**What you need to do:** Among the entries below, count the lines where the string "select" occurs, and give only the number.

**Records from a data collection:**
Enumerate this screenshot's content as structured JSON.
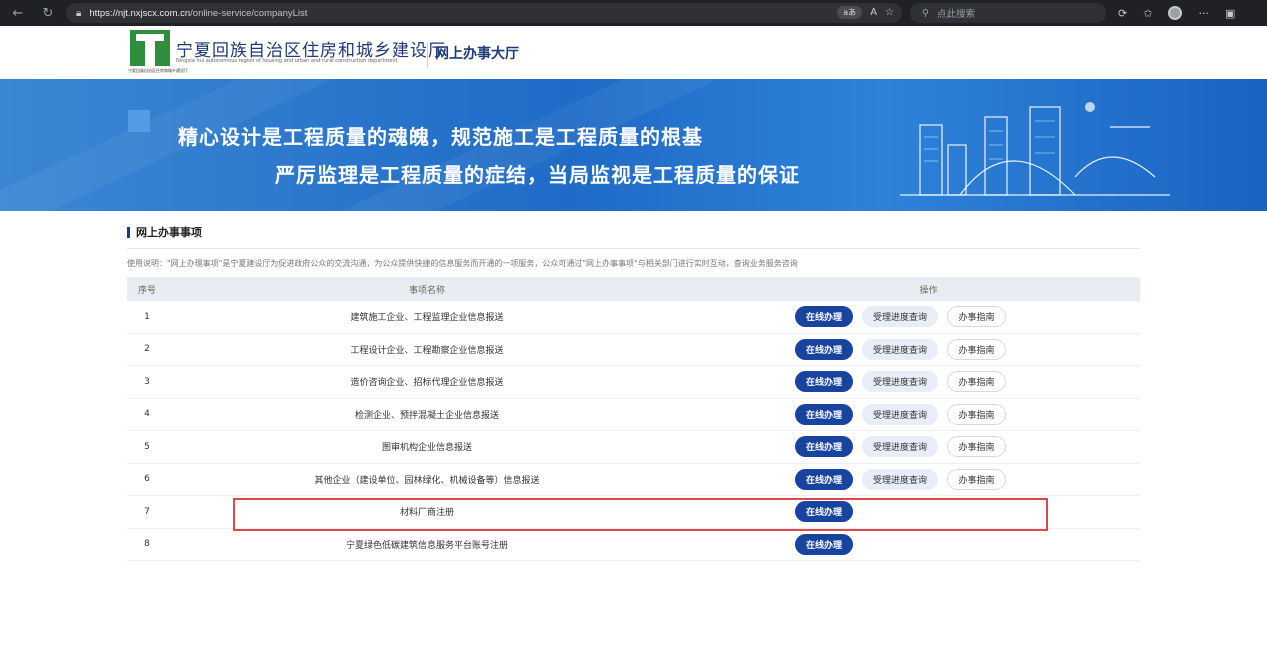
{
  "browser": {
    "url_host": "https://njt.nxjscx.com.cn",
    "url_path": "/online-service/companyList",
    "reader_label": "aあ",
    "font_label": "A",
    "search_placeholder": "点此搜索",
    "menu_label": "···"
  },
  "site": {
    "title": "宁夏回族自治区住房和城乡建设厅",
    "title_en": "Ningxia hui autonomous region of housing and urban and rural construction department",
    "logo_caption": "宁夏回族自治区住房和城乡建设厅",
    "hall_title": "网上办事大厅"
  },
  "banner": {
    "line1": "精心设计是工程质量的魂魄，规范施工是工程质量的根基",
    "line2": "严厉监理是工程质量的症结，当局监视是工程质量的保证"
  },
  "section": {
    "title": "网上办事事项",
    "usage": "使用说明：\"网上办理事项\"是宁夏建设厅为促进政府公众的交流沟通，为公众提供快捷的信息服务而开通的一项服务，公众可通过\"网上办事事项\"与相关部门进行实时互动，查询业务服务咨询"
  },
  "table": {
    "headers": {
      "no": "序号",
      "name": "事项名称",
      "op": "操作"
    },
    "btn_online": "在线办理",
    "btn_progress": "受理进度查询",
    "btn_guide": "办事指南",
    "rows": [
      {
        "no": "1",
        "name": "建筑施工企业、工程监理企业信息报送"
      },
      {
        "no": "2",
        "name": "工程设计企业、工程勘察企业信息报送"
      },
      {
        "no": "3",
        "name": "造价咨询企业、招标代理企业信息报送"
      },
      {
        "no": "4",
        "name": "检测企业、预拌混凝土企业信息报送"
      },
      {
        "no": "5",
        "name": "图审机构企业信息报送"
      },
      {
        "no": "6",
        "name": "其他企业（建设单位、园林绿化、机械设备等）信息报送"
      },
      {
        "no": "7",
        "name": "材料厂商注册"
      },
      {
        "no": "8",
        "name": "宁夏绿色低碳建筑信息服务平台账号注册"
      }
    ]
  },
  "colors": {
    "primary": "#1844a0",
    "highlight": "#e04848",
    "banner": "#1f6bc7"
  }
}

...

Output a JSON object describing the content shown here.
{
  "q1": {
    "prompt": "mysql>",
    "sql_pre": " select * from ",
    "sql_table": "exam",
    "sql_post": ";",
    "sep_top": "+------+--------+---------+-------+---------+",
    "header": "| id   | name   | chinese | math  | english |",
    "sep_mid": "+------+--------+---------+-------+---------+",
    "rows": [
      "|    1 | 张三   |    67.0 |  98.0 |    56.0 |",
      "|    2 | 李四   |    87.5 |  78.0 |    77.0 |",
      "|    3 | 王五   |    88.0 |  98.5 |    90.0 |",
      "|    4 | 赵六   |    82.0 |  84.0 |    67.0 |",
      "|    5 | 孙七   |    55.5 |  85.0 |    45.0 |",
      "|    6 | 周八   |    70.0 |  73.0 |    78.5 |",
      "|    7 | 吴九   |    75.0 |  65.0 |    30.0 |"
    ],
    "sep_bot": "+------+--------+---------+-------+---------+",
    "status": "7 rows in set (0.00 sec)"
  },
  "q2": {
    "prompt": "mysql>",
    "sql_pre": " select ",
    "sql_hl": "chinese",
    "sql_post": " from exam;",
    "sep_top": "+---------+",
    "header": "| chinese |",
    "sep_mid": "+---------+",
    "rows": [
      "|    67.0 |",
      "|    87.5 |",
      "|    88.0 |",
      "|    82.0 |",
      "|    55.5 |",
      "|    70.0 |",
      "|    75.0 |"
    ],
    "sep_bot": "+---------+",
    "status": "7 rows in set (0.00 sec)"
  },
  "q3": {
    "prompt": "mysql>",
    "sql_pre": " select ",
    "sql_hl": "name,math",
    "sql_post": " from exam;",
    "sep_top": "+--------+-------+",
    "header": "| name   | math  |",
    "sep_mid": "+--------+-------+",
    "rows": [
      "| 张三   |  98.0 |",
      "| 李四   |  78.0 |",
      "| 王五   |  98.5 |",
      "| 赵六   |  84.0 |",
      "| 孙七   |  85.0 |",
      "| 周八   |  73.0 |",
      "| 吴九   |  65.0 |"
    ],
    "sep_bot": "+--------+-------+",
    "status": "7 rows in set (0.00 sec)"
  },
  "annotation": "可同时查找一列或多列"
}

---

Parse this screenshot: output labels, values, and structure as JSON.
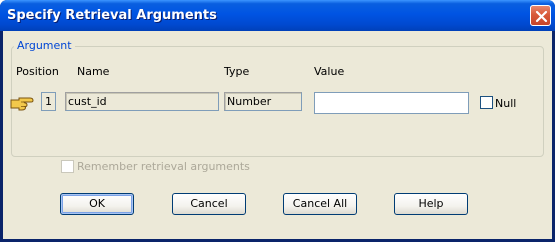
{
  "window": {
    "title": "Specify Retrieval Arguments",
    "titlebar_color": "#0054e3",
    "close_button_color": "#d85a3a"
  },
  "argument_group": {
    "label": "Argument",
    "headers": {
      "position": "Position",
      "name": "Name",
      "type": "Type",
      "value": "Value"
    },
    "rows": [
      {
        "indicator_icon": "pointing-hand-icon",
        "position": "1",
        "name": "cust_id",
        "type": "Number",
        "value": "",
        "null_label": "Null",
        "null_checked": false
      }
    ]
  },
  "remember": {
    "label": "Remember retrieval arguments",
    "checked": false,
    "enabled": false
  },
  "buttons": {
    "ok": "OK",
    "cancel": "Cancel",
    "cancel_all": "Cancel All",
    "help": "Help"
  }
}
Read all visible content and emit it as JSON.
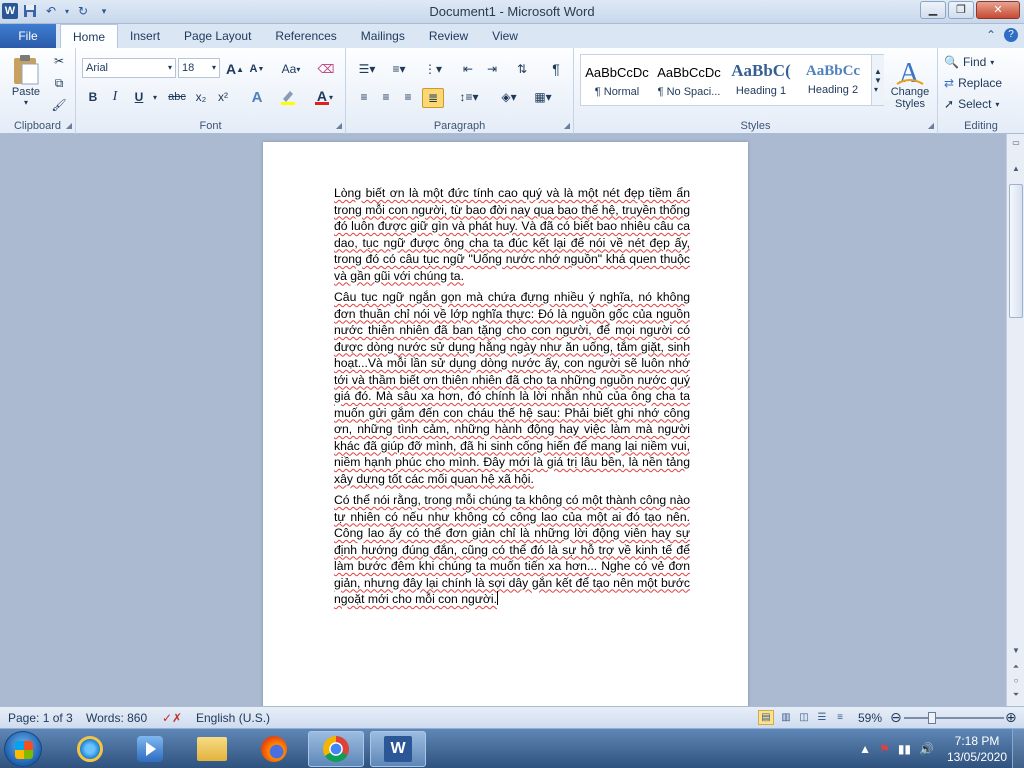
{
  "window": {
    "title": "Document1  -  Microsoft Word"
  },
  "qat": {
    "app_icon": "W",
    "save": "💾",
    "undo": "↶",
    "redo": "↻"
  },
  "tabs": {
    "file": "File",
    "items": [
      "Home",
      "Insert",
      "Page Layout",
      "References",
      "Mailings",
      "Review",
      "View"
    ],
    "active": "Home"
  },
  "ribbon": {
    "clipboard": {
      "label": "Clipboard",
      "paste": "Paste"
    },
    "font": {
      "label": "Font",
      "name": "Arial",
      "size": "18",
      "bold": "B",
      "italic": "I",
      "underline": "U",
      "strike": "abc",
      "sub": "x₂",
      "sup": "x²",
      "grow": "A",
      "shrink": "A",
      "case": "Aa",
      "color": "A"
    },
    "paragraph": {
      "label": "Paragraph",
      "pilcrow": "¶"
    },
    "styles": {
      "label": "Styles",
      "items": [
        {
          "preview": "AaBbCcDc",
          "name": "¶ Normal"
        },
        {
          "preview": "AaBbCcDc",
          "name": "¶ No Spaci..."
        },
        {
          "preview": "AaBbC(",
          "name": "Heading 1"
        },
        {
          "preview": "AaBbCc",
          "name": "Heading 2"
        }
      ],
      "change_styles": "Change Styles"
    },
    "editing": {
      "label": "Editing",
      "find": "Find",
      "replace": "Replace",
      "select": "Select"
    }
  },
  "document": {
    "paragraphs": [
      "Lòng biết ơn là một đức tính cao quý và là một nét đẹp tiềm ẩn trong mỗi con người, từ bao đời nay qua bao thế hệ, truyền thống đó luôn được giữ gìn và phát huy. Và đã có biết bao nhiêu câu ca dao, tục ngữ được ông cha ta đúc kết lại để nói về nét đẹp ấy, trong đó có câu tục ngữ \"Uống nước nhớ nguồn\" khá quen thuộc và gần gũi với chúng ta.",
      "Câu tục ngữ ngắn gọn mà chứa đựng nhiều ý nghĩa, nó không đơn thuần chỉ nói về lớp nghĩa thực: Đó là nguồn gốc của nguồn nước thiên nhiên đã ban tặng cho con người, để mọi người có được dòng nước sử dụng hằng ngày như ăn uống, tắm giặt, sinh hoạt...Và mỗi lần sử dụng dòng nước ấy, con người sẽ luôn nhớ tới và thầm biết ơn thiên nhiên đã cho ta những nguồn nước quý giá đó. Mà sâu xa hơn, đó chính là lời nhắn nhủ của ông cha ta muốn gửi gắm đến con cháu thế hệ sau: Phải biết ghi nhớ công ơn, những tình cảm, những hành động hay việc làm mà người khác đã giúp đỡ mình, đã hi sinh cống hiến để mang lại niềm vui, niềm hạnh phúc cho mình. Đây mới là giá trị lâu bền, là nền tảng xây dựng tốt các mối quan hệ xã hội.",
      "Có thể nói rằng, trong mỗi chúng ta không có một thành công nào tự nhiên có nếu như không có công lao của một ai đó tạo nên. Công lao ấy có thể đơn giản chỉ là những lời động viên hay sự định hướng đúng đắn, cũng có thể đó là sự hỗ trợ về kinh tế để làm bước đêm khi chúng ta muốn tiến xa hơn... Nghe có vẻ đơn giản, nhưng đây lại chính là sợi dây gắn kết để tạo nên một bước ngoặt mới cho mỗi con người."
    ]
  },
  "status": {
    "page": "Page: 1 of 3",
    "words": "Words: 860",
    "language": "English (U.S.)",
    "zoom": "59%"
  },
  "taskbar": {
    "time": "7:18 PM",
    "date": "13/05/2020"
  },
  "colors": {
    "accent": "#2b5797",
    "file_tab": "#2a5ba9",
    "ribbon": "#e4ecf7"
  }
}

**The reply:** 4